→ PROBLEM DESCRIPTION: Write each line out again exactly as written.

→ DATA SUPPLIED:
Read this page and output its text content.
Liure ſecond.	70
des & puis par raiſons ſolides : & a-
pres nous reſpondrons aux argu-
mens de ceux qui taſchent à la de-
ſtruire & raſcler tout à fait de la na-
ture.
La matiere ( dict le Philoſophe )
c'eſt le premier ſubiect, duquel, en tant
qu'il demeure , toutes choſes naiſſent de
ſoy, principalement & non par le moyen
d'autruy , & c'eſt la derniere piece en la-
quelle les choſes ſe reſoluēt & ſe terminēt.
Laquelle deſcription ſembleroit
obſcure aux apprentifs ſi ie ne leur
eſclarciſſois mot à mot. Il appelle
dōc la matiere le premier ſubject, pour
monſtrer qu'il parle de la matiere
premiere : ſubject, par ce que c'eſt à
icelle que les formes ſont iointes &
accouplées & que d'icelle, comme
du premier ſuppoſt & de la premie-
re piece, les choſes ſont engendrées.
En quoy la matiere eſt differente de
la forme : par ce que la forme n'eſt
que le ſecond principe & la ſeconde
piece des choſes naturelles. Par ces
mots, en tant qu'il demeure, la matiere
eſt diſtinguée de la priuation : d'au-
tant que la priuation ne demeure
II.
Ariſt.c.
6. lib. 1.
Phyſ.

→ FINISHED ANSWER:
Read this page and output its text content.
Liure ſecond.	70
des & puis par raiſons ſolides : & a-
pres nous reſpondrons aux argu-
mens de ceux qui taſchent à la de-
ſtruire & raſcler tout à fait de la na-
ture.
La matiere ( dict le Philoſophe )
c'eſt le premier ſubiect, duquel, en tant
qu'il demeure , toutes choſes naiſſent de
ſoy, principalement & non par le moyen
d'autruy , & c'eſt la derniere piece en la-
quelle les choſes ſe reſoluēt & ſe terminēt.
Laquelle deſcription ſembleroit
obſcure aux apprentifs ſi ie ne leur
eſclarciſſois mot à mot. Il appelle
dōc la matiere le premier ſubject, pour
monſtrer qu'il parle de la matiere
premiere : ſubject, par ce que c'eſt à
icelle que les formes ſont iointes &
accouplées & que d'icelle, comme
du premier ſuppoſt & de la premie-
re piece, les choſes ſont engendrées.
En quoy la matiere eſt differente de
la forme : par ce que la forme n'eſt
que le ſecond principe & la ſeconde
piece des choſes naturelles. Par ces
mots, en tant qu'il demeure, la matiere
eſt diſtinguée de la priuation : d'au-
tant que la priuation ne demeure
II.
Ariſt.c.
6. lib. 1.
Phyſ.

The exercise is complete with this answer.